Part of a data file:
%%

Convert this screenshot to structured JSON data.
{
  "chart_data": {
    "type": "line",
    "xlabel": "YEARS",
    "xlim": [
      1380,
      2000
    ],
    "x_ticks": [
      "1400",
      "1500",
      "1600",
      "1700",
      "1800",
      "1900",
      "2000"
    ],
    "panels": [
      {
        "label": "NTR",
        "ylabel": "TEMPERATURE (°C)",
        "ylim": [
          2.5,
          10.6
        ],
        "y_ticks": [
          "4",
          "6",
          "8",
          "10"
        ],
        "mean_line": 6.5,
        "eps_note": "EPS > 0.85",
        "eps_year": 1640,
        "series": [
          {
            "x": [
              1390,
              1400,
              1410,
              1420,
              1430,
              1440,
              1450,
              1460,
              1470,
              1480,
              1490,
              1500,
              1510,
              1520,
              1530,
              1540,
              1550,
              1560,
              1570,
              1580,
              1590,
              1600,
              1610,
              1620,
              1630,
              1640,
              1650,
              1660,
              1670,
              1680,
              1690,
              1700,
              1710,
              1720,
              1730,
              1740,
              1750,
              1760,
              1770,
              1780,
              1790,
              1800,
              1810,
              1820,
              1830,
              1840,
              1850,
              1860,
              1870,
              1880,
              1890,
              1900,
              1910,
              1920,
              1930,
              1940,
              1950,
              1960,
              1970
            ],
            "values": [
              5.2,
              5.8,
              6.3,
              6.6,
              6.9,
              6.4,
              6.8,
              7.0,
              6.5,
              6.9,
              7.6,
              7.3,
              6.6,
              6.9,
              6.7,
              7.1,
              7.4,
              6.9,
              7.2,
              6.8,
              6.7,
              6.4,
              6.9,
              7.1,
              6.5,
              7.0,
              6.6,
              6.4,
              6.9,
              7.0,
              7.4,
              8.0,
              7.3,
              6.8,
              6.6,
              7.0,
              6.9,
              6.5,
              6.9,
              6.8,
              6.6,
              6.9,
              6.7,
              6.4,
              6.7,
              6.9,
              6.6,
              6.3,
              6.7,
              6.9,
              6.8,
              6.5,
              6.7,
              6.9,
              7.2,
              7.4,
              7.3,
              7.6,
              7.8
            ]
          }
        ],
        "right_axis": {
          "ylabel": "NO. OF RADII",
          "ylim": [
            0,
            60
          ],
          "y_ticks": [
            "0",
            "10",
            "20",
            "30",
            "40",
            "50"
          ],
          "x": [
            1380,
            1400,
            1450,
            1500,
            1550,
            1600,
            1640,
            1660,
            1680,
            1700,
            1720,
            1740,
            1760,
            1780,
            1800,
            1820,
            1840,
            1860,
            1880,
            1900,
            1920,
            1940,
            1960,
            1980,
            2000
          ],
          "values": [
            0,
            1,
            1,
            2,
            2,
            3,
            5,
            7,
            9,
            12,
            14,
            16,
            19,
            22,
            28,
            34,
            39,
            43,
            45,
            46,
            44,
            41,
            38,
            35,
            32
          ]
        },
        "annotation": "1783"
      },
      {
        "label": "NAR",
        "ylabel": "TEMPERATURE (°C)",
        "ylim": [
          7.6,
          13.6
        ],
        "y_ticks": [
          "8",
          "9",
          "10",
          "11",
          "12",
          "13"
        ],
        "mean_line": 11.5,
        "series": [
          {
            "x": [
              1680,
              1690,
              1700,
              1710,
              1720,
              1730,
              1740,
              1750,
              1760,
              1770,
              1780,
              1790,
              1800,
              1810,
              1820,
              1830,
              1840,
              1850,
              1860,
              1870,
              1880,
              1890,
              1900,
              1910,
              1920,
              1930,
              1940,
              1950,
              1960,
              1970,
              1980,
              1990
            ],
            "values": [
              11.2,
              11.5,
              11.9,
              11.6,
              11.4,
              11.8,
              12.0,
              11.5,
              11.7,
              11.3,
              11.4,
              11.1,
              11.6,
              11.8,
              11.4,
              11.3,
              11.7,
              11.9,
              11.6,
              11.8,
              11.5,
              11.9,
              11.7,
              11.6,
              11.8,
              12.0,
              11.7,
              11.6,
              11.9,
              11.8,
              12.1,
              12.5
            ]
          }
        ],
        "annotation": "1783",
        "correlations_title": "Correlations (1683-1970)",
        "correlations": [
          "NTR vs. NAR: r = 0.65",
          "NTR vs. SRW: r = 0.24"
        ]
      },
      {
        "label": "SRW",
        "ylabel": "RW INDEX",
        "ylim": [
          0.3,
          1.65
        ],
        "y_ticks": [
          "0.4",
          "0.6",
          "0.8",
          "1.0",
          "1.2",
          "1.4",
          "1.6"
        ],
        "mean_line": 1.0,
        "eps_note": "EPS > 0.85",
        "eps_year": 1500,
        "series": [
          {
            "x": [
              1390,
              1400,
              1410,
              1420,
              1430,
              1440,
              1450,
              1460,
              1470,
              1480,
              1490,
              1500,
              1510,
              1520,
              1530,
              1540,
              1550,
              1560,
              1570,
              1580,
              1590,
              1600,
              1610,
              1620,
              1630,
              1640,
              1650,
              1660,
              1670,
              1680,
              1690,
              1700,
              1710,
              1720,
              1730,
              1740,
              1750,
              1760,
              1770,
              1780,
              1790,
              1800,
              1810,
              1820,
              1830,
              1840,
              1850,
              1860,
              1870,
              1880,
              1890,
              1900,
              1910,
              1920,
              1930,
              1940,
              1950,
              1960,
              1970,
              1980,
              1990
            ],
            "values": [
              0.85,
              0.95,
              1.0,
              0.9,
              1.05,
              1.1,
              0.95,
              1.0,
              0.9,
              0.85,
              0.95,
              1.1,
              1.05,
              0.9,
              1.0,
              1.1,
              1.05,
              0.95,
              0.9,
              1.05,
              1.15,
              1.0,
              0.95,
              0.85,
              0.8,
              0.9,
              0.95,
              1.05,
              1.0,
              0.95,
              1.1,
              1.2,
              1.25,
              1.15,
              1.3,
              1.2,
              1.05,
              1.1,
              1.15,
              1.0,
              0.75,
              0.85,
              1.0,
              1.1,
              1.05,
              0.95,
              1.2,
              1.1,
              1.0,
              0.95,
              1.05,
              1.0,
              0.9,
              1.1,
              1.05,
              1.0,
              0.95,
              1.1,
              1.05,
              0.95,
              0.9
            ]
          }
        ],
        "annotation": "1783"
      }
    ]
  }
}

%%

STATED PROBLEM: Print out every record again, exactly and in full.

EXERCISE RESULT:
Convert this screenshot to structured JSON data.
{
  "chart_data": {
    "type": "line",
    "xlabel": "YEARS",
    "xlim": [
      1380,
      2000
    ],
    "x_ticks": [
      "1400",
      "1500",
      "1600",
      "1700",
      "1800",
      "1900",
      "2000"
    ],
    "panels": [
      {
        "label": "NTR",
        "ylabel": "TEMPERATURE (°C)",
        "ylim": [
          2.5,
          10.6
        ],
        "y_ticks": [
          "4",
          "6",
          "8",
          "10"
        ],
        "mean_line": 6.5,
        "eps_note": "EPS > 0.85",
        "eps_year": 1640,
        "series": [
          {
            "x": [
              1390,
              1400,
              1410,
              1420,
              1430,
              1440,
              1450,
              1460,
              1470,
              1480,
              1490,
              1500,
              1510,
              1520,
              1530,
              1540,
              1550,
              1560,
              1570,
              1580,
              1590,
              1600,
              1610,
              1620,
              1630,
              1640,
              1650,
              1660,
              1670,
              1680,
              1690,
              1700,
              1710,
              1720,
              1730,
              1740,
              1750,
              1760,
              1770,
              1780,
              1790,
              1800,
              1810,
              1820,
              1830,
              1840,
              1850,
              1860,
              1870,
              1880,
              1890,
              1900,
              1910,
              1920,
              1930,
              1940,
              1950,
              1960,
              1970
            ],
            "values": [
              5.2,
              5.8,
              6.3,
              6.6,
              6.9,
              6.4,
              6.8,
              7.0,
              6.5,
              6.9,
              7.6,
              7.3,
              6.6,
              6.9,
              6.7,
              7.1,
              7.4,
              6.9,
              7.2,
              6.8,
              6.7,
              6.4,
              6.9,
              7.1,
              6.5,
              7.0,
              6.6,
              6.4,
              6.9,
              7.0,
              7.4,
              8.0,
              7.3,
              6.8,
              6.6,
              7.0,
              6.9,
              6.5,
              6.9,
              6.8,
              6.6,
              6.9,
              6.7,
              6.4,
              6.7,
              6.9,
              6.6,
              6.3,
              6.7,
              6.9,
              6.8,
              6.5,
              6.7,
              6.9,
              7.2,
              7.4,
              7.3,
              7.6,
              7.8
            ]
          }
        ],
        "right_axis": {
          "ylabel": "NO. OF RADII",
          "ylim": [
            0,
            60
          ],
          "y_ticks": [
            "0",
            "10",
            "20",
            "30",
            "40",
            "50"
          ],
          "x": [
            1380,
            1400,
            1450,
            1500,
            1550,
            1600,
            1640,
            1660,
            1680,
            1700,
            1720,
            1740,
            1760,
            1780,
            1800,
            1820,
            1840,
            1860,
            1880,
            1900,
            1920,
            1940,
            1960,
            1980,
            2000
          ],
          "values": [
            0,
            1,
            1,
            2,
            2,
            3,
            5,
            7,
            9,
            12,
            14,
            16,
            19,
            22,
            28,
            34,
            39,
            43,
            45,
            46,
            44,
            41,
            38,
            35,
            32
          ]
        },
        "annotation": "1783"
      },
      {
        "label": "NAR",
        "ylabel": "TEMPERATURE (°C)",
        "ylim": [
          7.6,
          13.6
        ],
        "y_ticks": [
          "8",
          "9",
          "10",
          "11",
          "12",
          "13"
        ],
        "mean_line": 11.5,
        "series": [
          {
            "x": [
              1680,
              1690,
              1700,
              1710,
              1720,
              1730,
              1740,
              1750,
              1760,
              1770,
              1780,
              1790,
              1800,
              1810,
              1820,
              1830,
              1840,
              1850,
              1860,
              1870,
              1880,
              1890,
              1900,
              1910,
              1920,
              1930,
              1940,
              1950,
              1960,
              1970,
              1980,
              1990
            ],
            "values": [
              11.2,
              11.5,
              11.9,
              11.6,
              11.4,
              11.8,
              12.0,
              11.5,
              11.7,
              11.3,
              11.4,
              11.1,
              11.6,
              11.8,
              11.4,
              11.3,
              11.7,
              11.9,
              11.6,
              11.8,
              11.5,
              11.9,
              11.7,
              11.6,
              11.8,
              12.0,
              11.7,
              11.6,
              11.9,
              11.8,
              12.1,
              12.5
            ]
          }
        ],
        "annotation": "1783",
        "correlations_title": "Correlations (1683-1970)",
        "correlations": [
          "NTR vs. NAR: r = 0.65",
          "NTR vs. SRW: r = 0.24"
        ]
      },
      {
        "label": "SRW",
        "ylabel": "RW INDEX",
        "ylim": [
          0.3,
          1.65
        ],
        "y_ticks": [
          "0.4",
          "0.6",
          "0.8",
          "1.0",
          "1.2",
          "1.4",
          "1.6"
        ],
        "mean_line": 1.0,
        "eps_note": "EPS > 0.85",
        "eps_year": 1500,
        "series": [
          {
            "x": [
              1390,
              1400,
              1410,
              1420,
              1430,
              1440,
              1450,
              1460,
              1470,
              1480,
              1490,
              1500,
              1510,
              1520,
              1530,
              1540,
              1550,
              1560,
              1570,
              1580,
              1590,
              1600,
              1610,
              1620,
              1630,
              1640,
              1650,
              1660,
              1670,
              1680,
              1690,
              1700,
              1710,
              1720,
              1730,
              1740,
              1750,
              1760,
              1770,
              1780,
              1790,
              1800,
              1810,
              1820,
              1830,
              1840,
              1850,
              1860,
              1870,
              1880,
              1890,
              1900,
              1910,
              1920,
              1930,
              1940,
              1950,
              1960,
              1970,
              1980,
              1990
            ],
            "values": [
              0.85,
              0.95,
              1.0,
              0.9,
              1.05,
              1.1,
              0.95,
              1.0,
              0.9,
              0.85,
              0.95,
              1.1,
              1.05,
              0.9,
              1.0,
              1.1,
              1.05,
              0.95,
              0.9,
              1.05,
              1.15,
              1.0,
              0.95,
              0.85,
              0.8,
              0.9,
              0.95,
              1.05,
              1.0,
              0.95,
              1.1,
              1.2,
              1.25,
              1.15,
              1.3,
              1.2,
              1.05,
              1.1,
              1.15,
              1.0,
              0.75,
              0.85,
              1.0,
              1.1,
              1.05,
              0.95,
              1.2,
              1.1,
              1.0,
              0.95,
              1.05,
              1.0,
              0.9,
              1.1,
              1.05,
              1.0,
              0.95,
              1.1,
              1.05,
              0.95,
              0.9
            ]
          }
        ],
        "annotation": "1783"
      }
    ]
  }
}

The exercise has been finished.